DIRECTIVE = Transcribe each line of the records below exactly, excluding any embedded images.

DATA FOR PROCESSING =

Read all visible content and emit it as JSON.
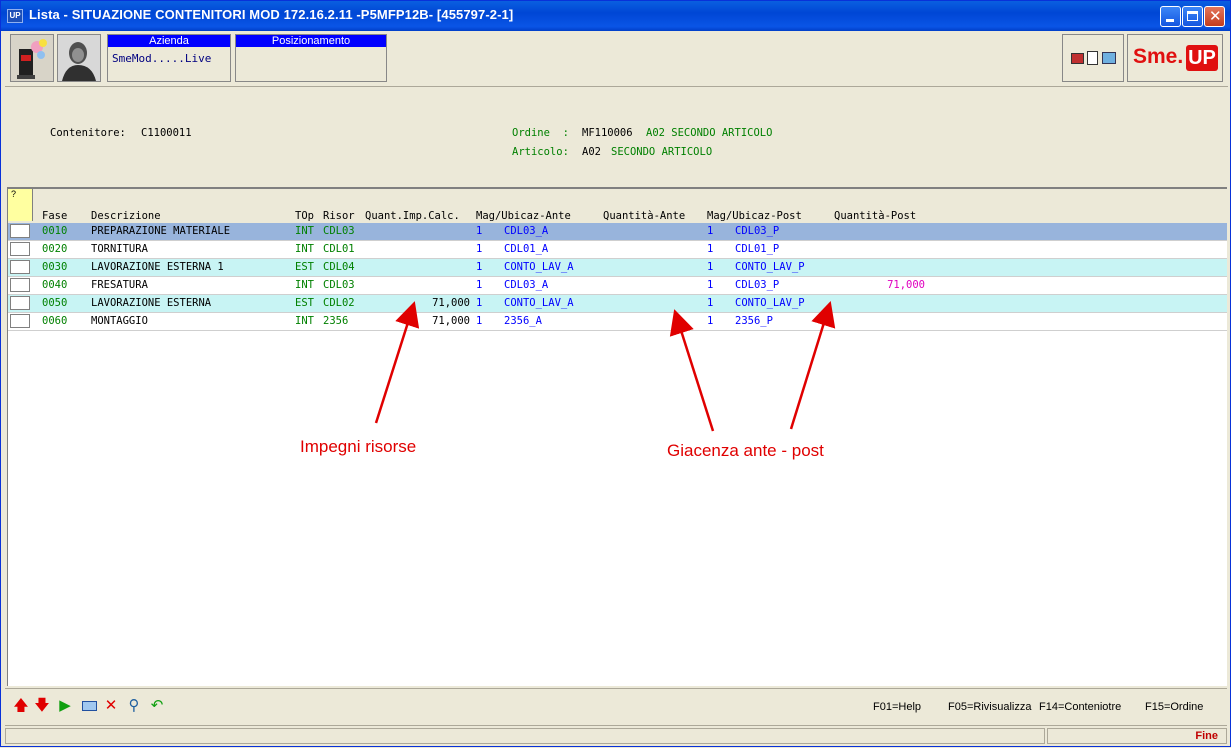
{
  "window": {
    "app_icon": "UP",
    "title": "Lista - SITUAZIONE CONTENITORI MOD 172.16.2.11 -P5MFP12B- [455797-2-1]"
  },
  "toolbar": {
    "azienda_label": "Azienda",
    "azienda_value": "SmeMod.....Live",
    "posizionamento_label": "Posizionamento",
    "posizionamento_value": "",
    "logo_text": "Sme.",
    "logo_badge": "UP"
  },
  "info": {
    "contenitore_label": "Contenitore:",
    "contenitore_value": "C1100011",
    "ordine_label": "Ordine  :",
    "ordine_code": "MF110006",
    "ordine_desc": "A02 SECONDO ARTICOLO",
    "articolo_label": "Articolo:",
    "articolo_code": "A02",
    "articolo_desc": "SECONDO ARTICOLO"
  },
  "grid": {
    "corner_label": "?",
    "columns": [
      "Fase",
      "Descrizione",
      "TOp",
      "Risor",
      "Quant.Imp.Calc.",
      "Mag/Ubicaz-Ante",
      "Quantità-Ante",
      "Mag/Ubicaz-Post",
      "Quantità-Post"
    ],
    "rows": [
      {
        "fase": "0010",
        "descr": "PREPARAZIONE MATERIALE",
        "top": "INT",
        "risor": "CDL03",
        "qimp": "",
        "mag_ante": "1",
        "ubic_ante": "CDL03_A",
        "q_ante": "",
        "mag_post": "1",
        "ubic_post": "CDL03_P",
        "q_post": ""
      },
      {
        "fase": "0020",
        "descr": "TORNITURA",
        "top": "INT",
        "risor": "CDL01",
        "qimp": "",
        "mag_ante": "1",
        "ubic_ante": "CDL01_A",
        "q_ante": "",
        "mag_post": "1",
        "ubic_post": "CDL01_P",
        "q_post": ""
      },
      {
        "fase": "0030",
        "descr": "LAVORAZIONE ESTERNA 1",
        "top": "EST",
        "risor": "CDL04",
        "qimp": "",
        "mag_ante": "1",
        "ubic_ante": "CONTO_LAV_A",
        "q_ante": "",
        "mag_post": "1",
        "ubic_post": "CONTO_LAV_P",
        "q_post": ""
      },
      {
        "fase": "0040",
        "descr": "FRESATURA",
        "top": "INT",
        "risor": "CDL03",
        "qimp": "",
        "mag_ante": "1",
        "ubic_ante": "CDL03_A",
        "q_ante": "",
        "mag_post": "1",
        "ubic_post": "CDL03_P",
        "q_post": "71,000"
      },
      {
        "fase": "0050",
        "descr": "LAVORAZIONE ESTERNA",
        "top": "EST",
        "risor": "CDL02",
        "qimp": "71,000",
        "mag_ante": "1",
        "ubic_ante": "CONTO_LAV_A",
        "q_ante": "",
        "mag_post": "1",
        "ubic_post": "CONTO_LAV_P",
        "q_post": ""
      },
      {
        "fase": "0060",
        "descr": "MONTAGGIO",
        "top": "INT",
        "risor": "2356",
        "qimp": "71,000",
        "mag_ante": "1",
        "ubic_ante": "2356_A",
        "q_ante": "",
        "mag_post": "1",
        "ubic_post": "2356_P",
        "q_post": ""
      }
    ],
    "row_colors": [
      "#98b4dc",
      "#ffffff",
      "#c8f4f4",
      "#ffffff",
      "#c8f4f4",
      "#ffffff"
    ]
  },
  "annotations": {
    "impegni": "Impegni risorse",
    "giacenza": "Giacenza ante - post",
    "color": "#e00000"
  },
  "bottom": {
    "icons": [
      "arrow-up-icon",
      "arrow-down-icon",
      "play-icon",
      "window-icon",
      "delete-icon",
      "search-icon",
      "refresh-icon"
    ],
    "fkeys": [
      "F01=Help",
      "F05=Rivisualizza",
      "F14=Conteniotre",
      "F15=Ordine"
    ]
  },
  "status": {
    "text": "Fine"
  }
}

ANSWER IN FULL =
Read all visible content and emit it as JSON.
{
  "window": {
    "app_icon": "UP",
    "title": "Lista - SITUAZIONE CONTENITORI MOD 172.16.2.11 -P5MFP12B- [455797-2-1]"
  },
  "toolbar": {
    "azienda_label": "Azienda",
    "azienda_value": "SmeMod.....Live",
    "posizionamento_label": "Posizionamento",
    "posizionamento_value": "",
    "logo_text": "Sme.",
    "logo_badge": "UP"
  },
  "info": {
    "contenitore_label": "Contenitore:",
    "contenitore_value": "C1100011",
    "ordine_label": "Ordine  :",
    "ordine_code": "MF110006",
    "ordine_desc": "A02 SECONDO ARTICOLO",
    "articolo_label": "Articolo:",
    "articolo_code": "A02",
    "articolo_desc": "SECONDO ARTICOLO"
  },
  "grid": {
    "corner_label": "?",
    "columns": [
      "Fase",
      "Descrizione",
      "TOp",
      "Risor",
      "Quant.Imp.Calc.",
      "Mag/Ubicaz-Ante",
      "Quantità-Ante",
      "Mag/Ubicaz-Post",
      "Quantità-Post"
    ],
    "rows": [
      {
        "fase": "0010",
        "descr": "PREPARAZIONE MATERIALE",
        "top": "INT",
        "risor": "CDL03",
        "qimp": "",
        "mag_ante": "1",
        "ubic_ante": "CDL03_A",
        "q_ante": "",
        "mag_post": "1",
        "ubic_post": "CDL03_P",
        "q_post": ""
      },
      {
        "fase": "0020",
        "descr": "TORNITURA",
        "top": "INT",
        "risor": "CDL01",
        "qimp": "",
        "mag_ante": "1",
        "ubic_ante": "CDL01_A",
        "q_ante": "",
        "mag_post": "1",
        "ubic_post": "CDL01_P",
        "q_post": ""
      },
      {
        "fase": "0030",
        "descr": "LAVORAZIONE ESTERNA 1",
        "top": "EST",
        "risor": "CDL04",
        "qimp": "",
        "mag_ante": "1",
        "ubic_ante": "CONTO_LAV_A",
        "q_ante": "",
        "mag_post": "1",
        "ubic_post": "CONTO_LAV_P",
        "q_post": ""
      },
      {
        "fase": "0040",
        "descr": "FRESATURA",
        "top": "INT",
        "risor": "CDL03",
        "qimp": "",
        "mag_ante": "1",
        "ubic_ante": "CDL03_A",
        "q_ante": "",
        "mag_post": "1",
        "ubic_post": "CDL03_P",
        "q_post": "71,000"
      },
      {
        "fase": "0050",
        "descr": "LAVORAZIONE ESTERNA",
        "top": "EST",
        "risor": "CDL02",
        "qimp": "71,000",
        "mag_ante": "1",
        "ubic_ante": "CONTO_LAV_A",
        "q_ante": "",
        "mag_post": "1",
        "ubic_post": "CONTO_LAV_P",
        "q_post": ""
      },
      {
        "fase": "0060",
        "descr": "MONTAGGIO",
        "top": "INT",
        "risor": "2356",
        "qimp": "71,000",
        "mag_ante": "1",
        "ubic_ante": "2356_A",
        "q_ante": "",
        "mag_post": "1",
        "ubic_post": "2356_P",
        "q_post": ""
      }
    ],
    "row_colors": [
      "#98b4dc",
      "#ffffff",
      "#c8f4f4",
      "#ffffff",
      "#c8f4f4",
      "#ffffff"
    ]
  },
  "annotations": {
    "impegni": "Impegni risorse",
    "giacenza": "Giacenza ante - post",
    "color": "#e00000"
  },
  "bottom": {
    "icons": [
      "arrow-up-icon",
      "arrow-down-icon",
      "play-icon",
      "window-icon",
      "delete-icon",
      "search-icon",
      "refresh-icon"
    ],
    "fkeys": [
      "F01=Help",
      "F05=Rivisualizza",
      "F14=Conteniotre",
      "F15=Ordine"
    ]
  },
  "status": {
    "text": "Fine"
  }
}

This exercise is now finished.